Your goal
How many lines in these records hold the string "document"? State only that number.

Record set
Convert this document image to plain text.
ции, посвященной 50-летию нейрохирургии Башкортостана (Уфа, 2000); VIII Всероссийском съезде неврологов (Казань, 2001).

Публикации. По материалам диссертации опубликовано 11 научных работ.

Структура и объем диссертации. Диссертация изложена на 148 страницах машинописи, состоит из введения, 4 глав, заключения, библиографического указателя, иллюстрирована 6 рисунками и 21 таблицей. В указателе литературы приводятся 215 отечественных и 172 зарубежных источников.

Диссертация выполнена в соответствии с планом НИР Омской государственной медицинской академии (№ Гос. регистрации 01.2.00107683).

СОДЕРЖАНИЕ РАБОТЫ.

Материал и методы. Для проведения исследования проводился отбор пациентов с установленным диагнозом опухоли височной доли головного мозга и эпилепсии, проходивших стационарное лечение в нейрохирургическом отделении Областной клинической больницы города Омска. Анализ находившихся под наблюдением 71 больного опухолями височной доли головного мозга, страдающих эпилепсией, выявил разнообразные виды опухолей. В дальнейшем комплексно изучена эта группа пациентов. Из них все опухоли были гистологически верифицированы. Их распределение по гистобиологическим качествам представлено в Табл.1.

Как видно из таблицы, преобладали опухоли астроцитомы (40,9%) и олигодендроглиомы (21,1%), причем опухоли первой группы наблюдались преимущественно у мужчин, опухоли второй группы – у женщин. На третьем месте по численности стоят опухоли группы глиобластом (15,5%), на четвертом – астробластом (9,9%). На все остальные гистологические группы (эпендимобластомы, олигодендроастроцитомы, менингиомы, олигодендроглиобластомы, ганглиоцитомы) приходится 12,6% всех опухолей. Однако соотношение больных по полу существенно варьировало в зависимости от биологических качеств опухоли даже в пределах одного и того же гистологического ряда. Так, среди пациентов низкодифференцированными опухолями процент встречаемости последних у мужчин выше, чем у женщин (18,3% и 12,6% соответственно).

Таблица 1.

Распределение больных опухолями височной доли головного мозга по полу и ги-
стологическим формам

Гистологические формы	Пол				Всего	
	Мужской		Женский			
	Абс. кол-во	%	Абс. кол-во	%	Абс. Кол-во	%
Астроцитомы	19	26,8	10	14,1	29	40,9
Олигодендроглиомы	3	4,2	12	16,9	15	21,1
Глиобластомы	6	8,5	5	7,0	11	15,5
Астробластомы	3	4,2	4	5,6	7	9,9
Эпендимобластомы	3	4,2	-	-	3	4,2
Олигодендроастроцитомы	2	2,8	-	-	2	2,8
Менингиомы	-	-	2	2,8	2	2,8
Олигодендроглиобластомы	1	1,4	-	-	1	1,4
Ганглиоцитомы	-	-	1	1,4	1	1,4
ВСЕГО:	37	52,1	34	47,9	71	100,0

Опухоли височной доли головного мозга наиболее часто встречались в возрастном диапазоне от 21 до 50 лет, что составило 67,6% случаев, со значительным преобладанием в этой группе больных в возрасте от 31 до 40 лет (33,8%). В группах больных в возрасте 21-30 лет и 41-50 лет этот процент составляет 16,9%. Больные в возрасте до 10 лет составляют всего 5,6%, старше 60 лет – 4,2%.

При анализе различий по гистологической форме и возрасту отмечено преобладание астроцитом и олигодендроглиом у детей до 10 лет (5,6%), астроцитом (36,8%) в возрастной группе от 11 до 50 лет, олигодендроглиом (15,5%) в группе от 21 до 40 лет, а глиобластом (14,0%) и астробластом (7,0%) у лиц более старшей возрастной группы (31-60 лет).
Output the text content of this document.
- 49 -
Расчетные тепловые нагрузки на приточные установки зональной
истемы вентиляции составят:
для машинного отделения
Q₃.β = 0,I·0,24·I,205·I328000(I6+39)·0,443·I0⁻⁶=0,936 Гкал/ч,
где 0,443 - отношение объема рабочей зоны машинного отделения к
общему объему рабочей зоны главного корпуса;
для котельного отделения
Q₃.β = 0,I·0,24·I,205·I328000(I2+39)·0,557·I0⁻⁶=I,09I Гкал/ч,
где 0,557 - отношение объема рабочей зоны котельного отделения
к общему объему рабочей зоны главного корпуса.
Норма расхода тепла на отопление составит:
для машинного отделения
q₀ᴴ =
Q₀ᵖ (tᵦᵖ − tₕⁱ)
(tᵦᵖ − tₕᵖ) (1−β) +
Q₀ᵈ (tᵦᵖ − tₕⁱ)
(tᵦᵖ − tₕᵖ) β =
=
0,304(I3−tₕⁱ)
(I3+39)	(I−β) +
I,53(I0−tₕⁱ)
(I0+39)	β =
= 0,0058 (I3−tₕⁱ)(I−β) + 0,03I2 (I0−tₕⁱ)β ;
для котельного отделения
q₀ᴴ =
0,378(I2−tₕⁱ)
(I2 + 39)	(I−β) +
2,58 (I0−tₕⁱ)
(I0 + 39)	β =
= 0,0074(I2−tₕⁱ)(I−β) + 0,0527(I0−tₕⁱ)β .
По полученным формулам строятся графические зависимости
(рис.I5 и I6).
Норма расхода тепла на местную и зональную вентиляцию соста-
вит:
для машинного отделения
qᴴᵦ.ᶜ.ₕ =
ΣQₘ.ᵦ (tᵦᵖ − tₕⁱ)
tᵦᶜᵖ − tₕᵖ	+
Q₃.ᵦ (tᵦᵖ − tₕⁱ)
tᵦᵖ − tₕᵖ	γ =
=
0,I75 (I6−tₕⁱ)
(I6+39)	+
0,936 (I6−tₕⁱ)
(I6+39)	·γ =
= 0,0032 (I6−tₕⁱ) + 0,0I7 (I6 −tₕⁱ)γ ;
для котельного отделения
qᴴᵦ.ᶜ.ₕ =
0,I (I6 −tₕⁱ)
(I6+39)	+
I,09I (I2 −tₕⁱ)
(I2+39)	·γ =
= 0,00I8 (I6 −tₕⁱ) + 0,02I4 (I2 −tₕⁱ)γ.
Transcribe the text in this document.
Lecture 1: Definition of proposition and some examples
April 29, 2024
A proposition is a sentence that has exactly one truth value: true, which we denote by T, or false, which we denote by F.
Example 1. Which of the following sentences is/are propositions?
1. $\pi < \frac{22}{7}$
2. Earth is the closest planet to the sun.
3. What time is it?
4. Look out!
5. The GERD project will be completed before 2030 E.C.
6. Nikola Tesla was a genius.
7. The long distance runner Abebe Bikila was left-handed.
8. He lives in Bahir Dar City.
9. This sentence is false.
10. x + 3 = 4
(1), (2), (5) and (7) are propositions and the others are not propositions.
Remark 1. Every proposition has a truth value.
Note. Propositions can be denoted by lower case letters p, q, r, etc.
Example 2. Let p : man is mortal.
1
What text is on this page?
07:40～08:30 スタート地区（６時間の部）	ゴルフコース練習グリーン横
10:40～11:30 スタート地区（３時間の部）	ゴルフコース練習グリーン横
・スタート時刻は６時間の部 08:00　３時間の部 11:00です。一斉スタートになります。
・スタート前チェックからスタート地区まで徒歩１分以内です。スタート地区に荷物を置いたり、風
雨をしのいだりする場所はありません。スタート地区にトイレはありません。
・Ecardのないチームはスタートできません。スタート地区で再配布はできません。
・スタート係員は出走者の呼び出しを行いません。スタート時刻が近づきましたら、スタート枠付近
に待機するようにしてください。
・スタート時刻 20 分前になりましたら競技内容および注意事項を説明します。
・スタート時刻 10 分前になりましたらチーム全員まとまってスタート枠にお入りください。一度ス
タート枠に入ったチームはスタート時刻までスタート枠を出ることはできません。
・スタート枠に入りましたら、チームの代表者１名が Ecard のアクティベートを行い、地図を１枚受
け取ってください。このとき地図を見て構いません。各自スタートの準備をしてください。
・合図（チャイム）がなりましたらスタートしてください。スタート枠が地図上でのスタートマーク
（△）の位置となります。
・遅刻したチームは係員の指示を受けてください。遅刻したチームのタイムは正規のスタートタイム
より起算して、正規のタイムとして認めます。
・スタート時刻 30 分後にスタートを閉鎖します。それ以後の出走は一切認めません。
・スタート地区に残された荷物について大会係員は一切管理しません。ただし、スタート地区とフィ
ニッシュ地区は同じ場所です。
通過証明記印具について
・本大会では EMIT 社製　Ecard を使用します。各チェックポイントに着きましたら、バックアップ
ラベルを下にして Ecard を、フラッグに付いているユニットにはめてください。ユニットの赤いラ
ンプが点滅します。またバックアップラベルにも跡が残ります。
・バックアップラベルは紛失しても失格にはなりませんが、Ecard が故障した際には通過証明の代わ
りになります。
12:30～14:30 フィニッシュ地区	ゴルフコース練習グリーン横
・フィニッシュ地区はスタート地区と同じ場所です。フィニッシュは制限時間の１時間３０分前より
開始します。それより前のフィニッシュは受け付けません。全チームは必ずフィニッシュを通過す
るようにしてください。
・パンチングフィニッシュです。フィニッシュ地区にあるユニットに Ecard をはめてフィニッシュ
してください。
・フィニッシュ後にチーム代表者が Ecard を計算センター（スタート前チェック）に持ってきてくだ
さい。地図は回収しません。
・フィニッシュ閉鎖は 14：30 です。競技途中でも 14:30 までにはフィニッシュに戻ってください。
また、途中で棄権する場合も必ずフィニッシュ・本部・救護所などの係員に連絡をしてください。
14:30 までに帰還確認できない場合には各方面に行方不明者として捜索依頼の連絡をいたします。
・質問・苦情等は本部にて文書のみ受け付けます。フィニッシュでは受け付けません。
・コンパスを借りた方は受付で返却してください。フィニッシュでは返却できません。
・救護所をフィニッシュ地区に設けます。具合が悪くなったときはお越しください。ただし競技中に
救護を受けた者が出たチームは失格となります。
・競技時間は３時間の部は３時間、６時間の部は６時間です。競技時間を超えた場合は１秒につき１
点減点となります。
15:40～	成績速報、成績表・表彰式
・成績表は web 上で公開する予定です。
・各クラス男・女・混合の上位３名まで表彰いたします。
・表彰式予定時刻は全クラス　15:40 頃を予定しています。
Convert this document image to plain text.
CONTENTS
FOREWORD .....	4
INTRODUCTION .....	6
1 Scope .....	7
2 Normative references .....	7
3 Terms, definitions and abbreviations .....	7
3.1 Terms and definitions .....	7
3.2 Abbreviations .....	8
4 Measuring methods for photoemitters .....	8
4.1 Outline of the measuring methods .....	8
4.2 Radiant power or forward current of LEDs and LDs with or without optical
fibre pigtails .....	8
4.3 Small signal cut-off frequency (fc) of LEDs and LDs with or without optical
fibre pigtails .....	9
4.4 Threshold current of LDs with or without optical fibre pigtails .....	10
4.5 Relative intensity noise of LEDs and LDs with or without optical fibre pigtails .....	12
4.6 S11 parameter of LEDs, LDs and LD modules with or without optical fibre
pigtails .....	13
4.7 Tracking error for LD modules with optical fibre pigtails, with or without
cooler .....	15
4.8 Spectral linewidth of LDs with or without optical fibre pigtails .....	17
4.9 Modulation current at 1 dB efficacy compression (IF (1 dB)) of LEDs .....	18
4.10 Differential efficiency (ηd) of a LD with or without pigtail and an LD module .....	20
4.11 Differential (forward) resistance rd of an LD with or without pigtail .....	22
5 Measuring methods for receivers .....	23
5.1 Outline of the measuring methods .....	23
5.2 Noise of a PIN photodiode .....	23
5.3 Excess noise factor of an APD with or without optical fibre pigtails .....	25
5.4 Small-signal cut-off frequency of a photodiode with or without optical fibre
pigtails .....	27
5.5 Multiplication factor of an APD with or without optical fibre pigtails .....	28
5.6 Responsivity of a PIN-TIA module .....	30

Exercise output
4